> **Request**:
Only the number is wanted: count the lines in the data with "instrumental" in them.

>> Start Dataset rows

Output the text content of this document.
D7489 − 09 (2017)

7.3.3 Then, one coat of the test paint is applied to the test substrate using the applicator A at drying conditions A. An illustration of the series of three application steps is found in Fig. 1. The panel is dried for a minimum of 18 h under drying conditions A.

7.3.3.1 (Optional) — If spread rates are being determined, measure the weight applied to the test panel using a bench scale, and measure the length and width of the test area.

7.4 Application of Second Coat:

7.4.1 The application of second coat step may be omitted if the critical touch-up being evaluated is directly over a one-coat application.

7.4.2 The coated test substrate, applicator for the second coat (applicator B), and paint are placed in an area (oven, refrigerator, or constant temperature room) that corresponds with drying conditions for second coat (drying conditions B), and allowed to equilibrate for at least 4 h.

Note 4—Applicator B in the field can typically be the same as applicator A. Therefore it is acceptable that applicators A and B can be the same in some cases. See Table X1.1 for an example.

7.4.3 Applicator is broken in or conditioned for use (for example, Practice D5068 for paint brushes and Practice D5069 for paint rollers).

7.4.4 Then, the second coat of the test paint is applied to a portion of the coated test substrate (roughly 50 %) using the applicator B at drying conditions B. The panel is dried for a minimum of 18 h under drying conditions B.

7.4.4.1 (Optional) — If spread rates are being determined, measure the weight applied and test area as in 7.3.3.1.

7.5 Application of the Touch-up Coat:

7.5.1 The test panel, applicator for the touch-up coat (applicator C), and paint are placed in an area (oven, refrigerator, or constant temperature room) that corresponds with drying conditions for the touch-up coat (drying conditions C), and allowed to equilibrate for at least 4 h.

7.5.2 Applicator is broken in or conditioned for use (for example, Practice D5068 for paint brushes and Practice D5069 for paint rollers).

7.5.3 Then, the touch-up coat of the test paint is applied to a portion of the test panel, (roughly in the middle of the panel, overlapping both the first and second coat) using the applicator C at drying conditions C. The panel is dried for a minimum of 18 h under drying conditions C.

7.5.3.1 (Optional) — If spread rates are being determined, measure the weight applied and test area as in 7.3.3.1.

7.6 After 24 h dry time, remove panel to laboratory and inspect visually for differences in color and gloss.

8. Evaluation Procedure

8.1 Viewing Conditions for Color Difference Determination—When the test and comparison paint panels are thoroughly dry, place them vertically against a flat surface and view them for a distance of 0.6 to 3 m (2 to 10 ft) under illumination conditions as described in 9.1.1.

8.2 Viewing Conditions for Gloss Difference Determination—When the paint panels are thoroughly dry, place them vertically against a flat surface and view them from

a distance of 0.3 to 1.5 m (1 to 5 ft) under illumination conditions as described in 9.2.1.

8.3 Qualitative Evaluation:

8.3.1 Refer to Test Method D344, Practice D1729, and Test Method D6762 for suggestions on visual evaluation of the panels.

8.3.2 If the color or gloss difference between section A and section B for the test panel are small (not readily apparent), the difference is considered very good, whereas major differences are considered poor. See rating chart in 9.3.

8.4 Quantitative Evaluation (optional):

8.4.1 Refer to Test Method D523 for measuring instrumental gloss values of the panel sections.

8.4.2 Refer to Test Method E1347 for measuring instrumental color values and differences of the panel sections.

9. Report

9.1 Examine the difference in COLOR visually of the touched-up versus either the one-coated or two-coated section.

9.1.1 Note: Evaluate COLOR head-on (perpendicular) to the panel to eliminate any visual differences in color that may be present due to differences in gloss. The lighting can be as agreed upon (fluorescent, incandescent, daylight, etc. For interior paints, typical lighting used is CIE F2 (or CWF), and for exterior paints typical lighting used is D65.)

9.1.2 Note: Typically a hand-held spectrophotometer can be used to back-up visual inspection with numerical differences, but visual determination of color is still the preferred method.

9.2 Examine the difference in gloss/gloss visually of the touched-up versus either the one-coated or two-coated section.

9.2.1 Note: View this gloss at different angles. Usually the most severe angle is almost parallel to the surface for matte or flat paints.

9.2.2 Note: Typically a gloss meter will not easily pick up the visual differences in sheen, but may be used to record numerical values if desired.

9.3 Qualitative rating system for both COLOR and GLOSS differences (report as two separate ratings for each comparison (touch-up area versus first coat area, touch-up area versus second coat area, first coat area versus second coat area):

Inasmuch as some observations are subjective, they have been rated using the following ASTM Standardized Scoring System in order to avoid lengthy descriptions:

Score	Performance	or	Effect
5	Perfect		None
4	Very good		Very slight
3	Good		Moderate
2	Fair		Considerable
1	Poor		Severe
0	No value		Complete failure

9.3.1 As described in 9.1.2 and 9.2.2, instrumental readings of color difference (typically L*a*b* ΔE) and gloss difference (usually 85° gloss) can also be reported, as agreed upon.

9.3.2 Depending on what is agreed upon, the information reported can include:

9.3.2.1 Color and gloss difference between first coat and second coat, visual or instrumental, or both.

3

>> End Dataset rows
>> Start Dataset rows

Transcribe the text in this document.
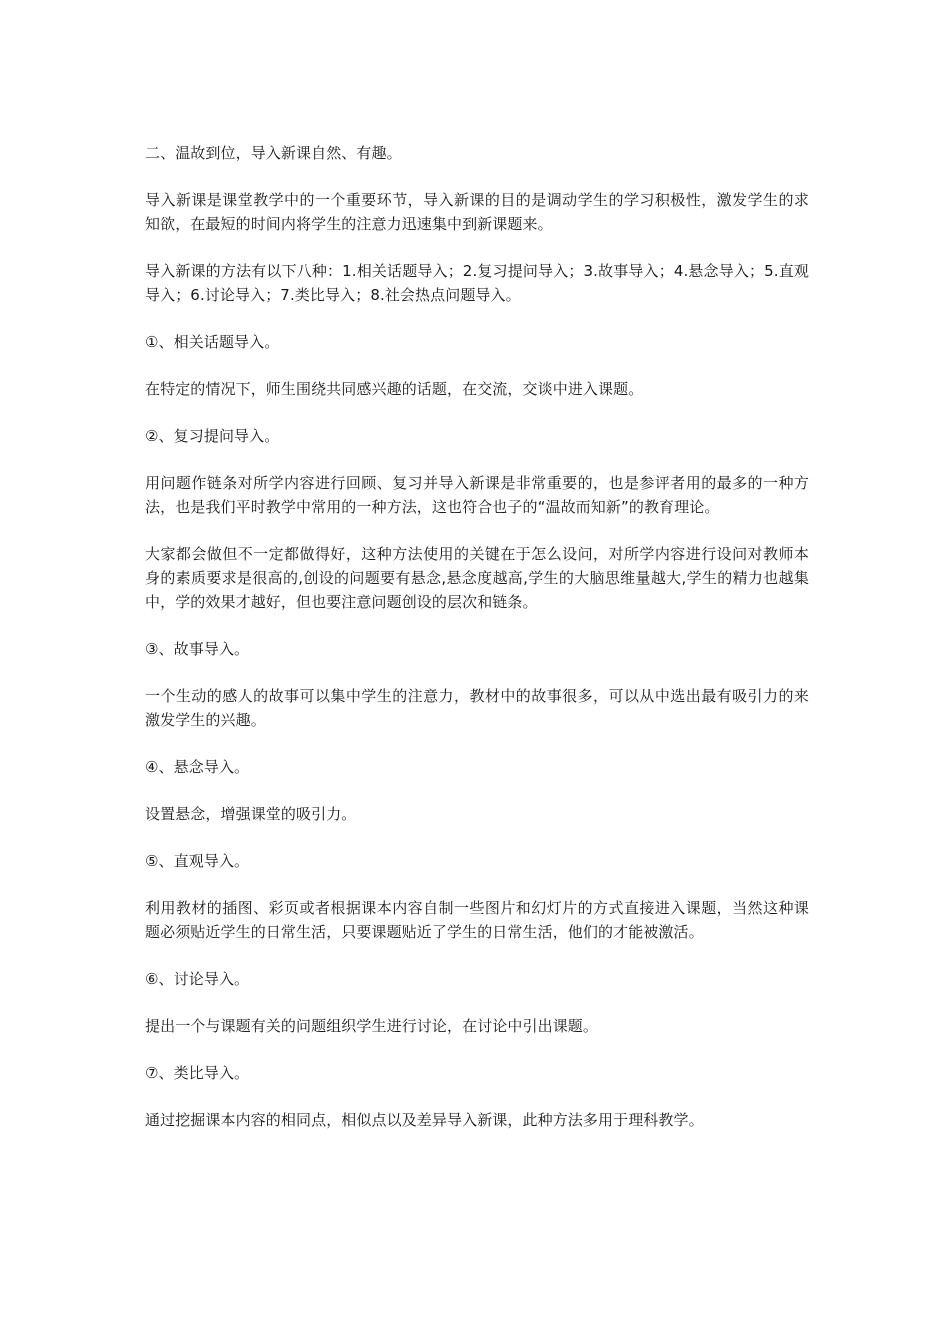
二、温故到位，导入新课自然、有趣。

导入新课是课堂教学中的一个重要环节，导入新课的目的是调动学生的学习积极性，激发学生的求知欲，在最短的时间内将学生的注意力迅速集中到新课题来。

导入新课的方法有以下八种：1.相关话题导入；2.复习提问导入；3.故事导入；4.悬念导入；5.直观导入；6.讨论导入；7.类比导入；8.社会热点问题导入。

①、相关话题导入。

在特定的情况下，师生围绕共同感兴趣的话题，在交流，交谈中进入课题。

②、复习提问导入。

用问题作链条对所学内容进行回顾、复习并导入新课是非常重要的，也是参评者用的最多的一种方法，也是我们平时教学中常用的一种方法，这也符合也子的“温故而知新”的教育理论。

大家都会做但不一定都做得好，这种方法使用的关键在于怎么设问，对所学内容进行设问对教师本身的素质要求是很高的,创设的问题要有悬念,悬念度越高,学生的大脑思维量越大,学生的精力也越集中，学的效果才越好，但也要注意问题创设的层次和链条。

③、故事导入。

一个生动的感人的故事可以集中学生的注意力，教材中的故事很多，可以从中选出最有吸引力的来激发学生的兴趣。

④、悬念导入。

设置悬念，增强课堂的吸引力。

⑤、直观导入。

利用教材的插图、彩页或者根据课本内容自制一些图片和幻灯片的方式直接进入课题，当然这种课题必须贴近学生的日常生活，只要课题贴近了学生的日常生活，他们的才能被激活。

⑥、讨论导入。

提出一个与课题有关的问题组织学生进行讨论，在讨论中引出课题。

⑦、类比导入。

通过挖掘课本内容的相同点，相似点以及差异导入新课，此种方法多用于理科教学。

>> End Dataset rows

> **Task result**:
4